--- Data provided ---
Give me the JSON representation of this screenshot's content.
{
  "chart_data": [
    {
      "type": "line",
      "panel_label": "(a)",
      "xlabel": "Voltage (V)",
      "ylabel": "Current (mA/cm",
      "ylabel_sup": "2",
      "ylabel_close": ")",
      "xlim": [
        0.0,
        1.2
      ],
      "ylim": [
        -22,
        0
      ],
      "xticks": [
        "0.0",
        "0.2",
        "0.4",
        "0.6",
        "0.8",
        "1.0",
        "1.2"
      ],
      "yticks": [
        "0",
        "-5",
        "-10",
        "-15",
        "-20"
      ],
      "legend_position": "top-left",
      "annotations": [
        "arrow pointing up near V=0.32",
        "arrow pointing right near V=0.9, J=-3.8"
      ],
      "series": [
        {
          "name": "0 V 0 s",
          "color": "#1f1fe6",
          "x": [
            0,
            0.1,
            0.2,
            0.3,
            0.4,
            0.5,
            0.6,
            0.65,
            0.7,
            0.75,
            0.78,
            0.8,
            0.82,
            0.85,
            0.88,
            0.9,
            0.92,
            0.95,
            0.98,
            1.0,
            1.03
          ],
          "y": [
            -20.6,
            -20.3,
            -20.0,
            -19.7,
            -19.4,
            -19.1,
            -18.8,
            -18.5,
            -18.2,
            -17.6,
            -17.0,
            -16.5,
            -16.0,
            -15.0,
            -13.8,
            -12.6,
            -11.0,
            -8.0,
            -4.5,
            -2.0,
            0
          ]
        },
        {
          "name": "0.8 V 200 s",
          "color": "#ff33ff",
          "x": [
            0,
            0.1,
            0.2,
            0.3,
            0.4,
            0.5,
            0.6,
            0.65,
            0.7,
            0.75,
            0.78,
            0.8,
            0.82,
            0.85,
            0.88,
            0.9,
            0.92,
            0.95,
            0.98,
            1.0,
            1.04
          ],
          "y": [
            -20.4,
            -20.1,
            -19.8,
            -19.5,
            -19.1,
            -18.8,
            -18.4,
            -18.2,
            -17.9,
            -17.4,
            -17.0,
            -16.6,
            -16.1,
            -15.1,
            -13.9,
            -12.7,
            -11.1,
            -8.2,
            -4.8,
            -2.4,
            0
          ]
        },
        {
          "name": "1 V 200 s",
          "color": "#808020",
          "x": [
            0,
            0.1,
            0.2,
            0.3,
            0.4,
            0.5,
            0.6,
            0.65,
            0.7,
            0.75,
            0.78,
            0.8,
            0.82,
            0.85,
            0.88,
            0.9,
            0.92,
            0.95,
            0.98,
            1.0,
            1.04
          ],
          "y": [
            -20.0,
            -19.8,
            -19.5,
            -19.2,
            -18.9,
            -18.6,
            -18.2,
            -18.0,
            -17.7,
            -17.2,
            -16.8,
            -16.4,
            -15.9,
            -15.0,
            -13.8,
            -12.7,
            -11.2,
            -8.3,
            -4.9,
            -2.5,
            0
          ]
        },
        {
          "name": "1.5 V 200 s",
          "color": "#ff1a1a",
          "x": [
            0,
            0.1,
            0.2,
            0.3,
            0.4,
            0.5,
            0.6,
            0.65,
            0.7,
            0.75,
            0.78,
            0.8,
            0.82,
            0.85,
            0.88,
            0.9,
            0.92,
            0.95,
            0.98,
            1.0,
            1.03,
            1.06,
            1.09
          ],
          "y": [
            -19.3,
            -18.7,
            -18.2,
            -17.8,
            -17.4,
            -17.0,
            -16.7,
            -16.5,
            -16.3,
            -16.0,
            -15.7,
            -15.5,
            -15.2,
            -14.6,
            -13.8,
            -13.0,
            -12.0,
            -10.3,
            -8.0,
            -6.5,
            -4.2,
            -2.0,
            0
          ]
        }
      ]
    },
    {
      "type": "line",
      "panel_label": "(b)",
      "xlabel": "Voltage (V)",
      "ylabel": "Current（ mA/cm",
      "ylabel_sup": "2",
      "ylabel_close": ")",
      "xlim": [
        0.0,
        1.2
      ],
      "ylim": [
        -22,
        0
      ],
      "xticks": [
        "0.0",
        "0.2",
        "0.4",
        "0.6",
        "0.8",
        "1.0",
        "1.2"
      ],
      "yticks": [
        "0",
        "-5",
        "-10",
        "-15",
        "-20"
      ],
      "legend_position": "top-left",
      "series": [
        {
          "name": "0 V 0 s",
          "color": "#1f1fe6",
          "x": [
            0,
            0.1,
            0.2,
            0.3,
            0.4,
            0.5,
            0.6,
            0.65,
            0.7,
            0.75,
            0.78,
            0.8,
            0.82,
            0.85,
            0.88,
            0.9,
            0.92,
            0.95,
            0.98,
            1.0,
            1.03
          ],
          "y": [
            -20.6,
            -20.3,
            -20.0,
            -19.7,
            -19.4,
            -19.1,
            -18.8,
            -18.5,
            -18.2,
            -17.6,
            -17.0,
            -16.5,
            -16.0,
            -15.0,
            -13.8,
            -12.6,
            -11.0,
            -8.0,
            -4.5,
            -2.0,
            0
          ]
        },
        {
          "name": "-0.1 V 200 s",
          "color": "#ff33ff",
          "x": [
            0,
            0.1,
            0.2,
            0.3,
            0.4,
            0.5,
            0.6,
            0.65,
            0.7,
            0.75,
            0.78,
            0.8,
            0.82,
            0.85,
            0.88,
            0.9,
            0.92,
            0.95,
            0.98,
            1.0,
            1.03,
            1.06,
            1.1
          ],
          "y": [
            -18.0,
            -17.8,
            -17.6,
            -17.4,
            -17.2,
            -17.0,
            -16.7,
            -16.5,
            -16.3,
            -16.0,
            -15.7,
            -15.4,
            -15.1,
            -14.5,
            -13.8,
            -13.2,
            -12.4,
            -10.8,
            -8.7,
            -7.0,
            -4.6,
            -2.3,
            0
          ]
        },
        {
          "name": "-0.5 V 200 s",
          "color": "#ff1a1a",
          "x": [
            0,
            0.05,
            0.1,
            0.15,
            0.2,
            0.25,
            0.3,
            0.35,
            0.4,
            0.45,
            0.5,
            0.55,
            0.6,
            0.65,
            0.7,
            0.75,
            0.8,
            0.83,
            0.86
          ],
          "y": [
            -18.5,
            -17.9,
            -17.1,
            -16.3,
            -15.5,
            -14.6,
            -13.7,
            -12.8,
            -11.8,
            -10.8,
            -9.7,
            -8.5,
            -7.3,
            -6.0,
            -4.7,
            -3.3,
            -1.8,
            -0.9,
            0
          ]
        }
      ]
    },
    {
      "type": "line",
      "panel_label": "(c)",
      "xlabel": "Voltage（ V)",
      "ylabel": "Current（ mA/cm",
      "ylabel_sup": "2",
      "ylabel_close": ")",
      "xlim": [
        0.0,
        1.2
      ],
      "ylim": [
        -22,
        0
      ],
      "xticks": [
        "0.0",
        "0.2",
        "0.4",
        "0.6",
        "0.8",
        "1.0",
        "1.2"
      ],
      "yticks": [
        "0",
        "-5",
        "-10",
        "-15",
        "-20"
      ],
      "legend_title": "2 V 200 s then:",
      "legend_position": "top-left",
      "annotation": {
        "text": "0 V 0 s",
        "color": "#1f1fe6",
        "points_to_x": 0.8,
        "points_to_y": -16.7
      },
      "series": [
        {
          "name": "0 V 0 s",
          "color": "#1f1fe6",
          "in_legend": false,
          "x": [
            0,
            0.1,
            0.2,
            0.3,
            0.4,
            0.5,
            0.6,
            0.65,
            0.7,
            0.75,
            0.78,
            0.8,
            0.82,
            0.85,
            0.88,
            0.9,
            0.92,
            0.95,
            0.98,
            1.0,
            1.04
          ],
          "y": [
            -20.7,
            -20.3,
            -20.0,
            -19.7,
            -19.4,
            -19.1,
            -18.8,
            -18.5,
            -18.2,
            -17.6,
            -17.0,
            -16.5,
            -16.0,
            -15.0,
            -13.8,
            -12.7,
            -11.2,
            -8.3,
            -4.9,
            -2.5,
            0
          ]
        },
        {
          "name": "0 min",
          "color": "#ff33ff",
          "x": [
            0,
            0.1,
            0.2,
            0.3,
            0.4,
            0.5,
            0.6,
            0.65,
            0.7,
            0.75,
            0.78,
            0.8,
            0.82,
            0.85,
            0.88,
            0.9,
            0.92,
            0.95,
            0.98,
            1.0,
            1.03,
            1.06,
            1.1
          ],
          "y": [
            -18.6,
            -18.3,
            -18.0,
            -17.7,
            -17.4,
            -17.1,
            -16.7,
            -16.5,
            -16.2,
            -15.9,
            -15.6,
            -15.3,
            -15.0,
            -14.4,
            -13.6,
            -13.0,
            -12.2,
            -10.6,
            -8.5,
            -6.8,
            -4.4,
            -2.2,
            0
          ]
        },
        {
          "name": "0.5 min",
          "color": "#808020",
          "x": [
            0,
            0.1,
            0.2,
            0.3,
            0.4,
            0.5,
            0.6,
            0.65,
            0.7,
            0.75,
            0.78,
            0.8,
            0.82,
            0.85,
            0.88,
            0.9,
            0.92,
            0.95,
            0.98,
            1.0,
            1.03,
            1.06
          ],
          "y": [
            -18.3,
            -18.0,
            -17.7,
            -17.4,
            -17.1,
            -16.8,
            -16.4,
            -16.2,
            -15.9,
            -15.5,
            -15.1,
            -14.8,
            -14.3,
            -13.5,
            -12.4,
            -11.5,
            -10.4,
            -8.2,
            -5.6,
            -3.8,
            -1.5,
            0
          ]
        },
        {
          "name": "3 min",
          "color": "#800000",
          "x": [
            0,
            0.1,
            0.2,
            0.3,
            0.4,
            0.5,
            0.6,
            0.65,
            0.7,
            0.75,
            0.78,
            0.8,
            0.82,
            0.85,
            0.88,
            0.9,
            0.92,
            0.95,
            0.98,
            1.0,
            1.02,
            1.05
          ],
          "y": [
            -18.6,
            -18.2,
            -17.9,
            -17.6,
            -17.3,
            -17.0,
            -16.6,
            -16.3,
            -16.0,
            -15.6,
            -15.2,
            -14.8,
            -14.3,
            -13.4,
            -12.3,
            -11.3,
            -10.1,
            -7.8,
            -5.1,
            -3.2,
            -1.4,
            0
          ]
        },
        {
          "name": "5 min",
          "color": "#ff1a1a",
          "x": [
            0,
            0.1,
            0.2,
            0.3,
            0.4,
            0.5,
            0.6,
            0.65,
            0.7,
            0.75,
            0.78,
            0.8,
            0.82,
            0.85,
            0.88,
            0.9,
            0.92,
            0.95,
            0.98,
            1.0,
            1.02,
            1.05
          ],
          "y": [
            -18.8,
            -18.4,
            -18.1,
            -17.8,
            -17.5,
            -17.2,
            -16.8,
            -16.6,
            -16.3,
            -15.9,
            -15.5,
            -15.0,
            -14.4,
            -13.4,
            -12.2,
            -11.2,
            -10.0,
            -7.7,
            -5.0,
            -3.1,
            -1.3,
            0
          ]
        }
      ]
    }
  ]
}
---
### [What you should do]
Pick out the lines containing the string "arrow".

### [Full solution]
        "arrow pointing up near V=0.32",
        "arrow pointing right near V=0.9, J=-3.8"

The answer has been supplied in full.